** Begin SUPPLIED RECORDS **
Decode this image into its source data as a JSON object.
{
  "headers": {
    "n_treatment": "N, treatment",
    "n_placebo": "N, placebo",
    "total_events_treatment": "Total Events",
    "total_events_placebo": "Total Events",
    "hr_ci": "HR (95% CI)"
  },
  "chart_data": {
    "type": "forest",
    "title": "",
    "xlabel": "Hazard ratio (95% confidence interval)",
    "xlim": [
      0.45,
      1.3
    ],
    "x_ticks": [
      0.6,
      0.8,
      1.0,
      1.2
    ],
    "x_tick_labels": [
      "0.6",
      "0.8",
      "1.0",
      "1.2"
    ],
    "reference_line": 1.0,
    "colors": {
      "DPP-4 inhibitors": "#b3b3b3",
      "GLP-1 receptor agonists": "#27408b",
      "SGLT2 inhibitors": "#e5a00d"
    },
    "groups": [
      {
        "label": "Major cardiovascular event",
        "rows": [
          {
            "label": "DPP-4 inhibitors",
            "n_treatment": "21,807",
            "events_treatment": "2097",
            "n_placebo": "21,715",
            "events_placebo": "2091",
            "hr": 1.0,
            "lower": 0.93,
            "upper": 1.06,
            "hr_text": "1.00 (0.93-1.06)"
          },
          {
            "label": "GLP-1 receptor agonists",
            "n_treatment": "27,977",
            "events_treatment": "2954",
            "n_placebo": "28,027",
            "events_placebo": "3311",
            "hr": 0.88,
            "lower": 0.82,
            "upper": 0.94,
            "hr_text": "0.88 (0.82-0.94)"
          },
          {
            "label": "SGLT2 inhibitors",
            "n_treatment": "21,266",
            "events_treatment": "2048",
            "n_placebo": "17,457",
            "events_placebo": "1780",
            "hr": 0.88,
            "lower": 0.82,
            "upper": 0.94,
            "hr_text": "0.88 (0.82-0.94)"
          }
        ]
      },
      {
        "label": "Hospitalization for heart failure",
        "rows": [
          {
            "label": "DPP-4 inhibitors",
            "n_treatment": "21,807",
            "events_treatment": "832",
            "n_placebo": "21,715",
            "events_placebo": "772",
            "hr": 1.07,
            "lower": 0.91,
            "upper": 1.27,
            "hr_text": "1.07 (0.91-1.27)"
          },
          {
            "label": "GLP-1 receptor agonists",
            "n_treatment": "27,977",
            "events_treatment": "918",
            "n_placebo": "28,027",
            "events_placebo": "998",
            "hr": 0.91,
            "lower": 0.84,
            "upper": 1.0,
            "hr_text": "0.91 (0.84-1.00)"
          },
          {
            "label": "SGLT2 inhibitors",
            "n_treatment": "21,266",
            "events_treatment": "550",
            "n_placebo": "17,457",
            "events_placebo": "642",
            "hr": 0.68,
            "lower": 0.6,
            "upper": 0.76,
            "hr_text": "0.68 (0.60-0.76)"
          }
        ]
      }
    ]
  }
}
** End SUPPLIED RECORDS **
TASK INSTRUCTIONS: Nothing should be changed: write out all of the data as is.

COMPLETED EXERCISE:
Decode this image into its source data as a JSON object.
{
  "headers": {
    "n_treatment": "N, treatment",
    "n_placebo": "N, placebo",
    "total_events_treatment": "Total Events",
    "total_events_placebo": "Total Events",
    "hr_ci": "HR (95% CI)"
  },
  "chart_data": {
    "type": "forest",
    "title": "",
    "xlabel": "Hazard ratio (95% confidence interval)",
    "xlim": [
      0.45,
      1.3
    ],
    "x_ticks": [
      0.6,
      0.8,
      1.0,
      1.2
    ],
    "x_tick_labels": [
      "0.6",
      "0.8",
      "1.0",
      "1.2"
    ],
    "reference_line": 1.0,
    "colors": {
      "DPP-4 inhibitors": "#b3b3b3",
      "GLP-1 receptor agonists": "#27408b",
      "SGLT2 inhibitors": "#e5a00d"
    },
    "groups": [
      {
        "label": "Major cardiovascular event",
        "rows": [
          {
            "label": "DPP-4 inhibitors",
            "n_treatment": "21,807",
            "events_treatment": "2097",
            "n_placebo": "21,715",
            "events_placebo": "2091",
            "hr": 1.0,
            "lower": 0.93,
            "upper": 1.06,
            "hr_text": "1.00 (0.93-1.06)"
          },
          {
            "label": "GLP-1 receptor agonists",
            "n_treatment": "27,977",
            "events_treatment": "2954",
            "n_placebo": "28,027",
            "events_placebo": "3311",
            "hr": 0.88,
            "lower": 0.82,
            "upper": 0.94,
            "hr_text": "0.88 (0.82-0.94)"
          },
          {
            "label": "SGLT2 inhibitors",
            "n_treatment": "21,266",
            "events_treatment": "2048",
            "n_placebo": "17,457",
            "events_placebo": "1780",
            "hr": 0.88,
            "lower": 0.82,
            "upper": 0.94,
            "hr_text": "0.88 (0.82-0.94)"
          }
        ]
      },
      {
        "label": "Hospitalization for heart failure",
        "rows": [
          {
            "label": "DPP-4 inhibitors",
            "n_treatment": "21,807",
            "events_treatment": "832",
            "n_placebo": "21,715",
            "events_placebo": "772",
            "hr": 1.07,
            "lower": 0.91,
            "upper": 1.27,
            "hr_text": "1.07 (0.91-1.27)"
          },
          {
            "label": "GLP-1 receptor agonists",
            "n_treatment": "27,977",
            "events_treatment": "918",
            "n_placebo": "28,027",
            "events_placebo": "998",
            "hr": 0.91,
            "lower": 0.84,
            "upper": 1.0,
            "hr_text": "0.91 (0.84-1.00)"
          },
          {
            "label": "SGLT2 inhibitors",
            "n_treatment": "21,266",
            "events_treatment": "550",
            "n_placebo": "17,457",
            "events_placebo": "642",
            "hr": 0.68,
            "lower": 0.6,
            "upper": 0.76,
            "hr_text": "0.68 (0.60-0.76)"
          }
        ]
      }
    ]
  }
}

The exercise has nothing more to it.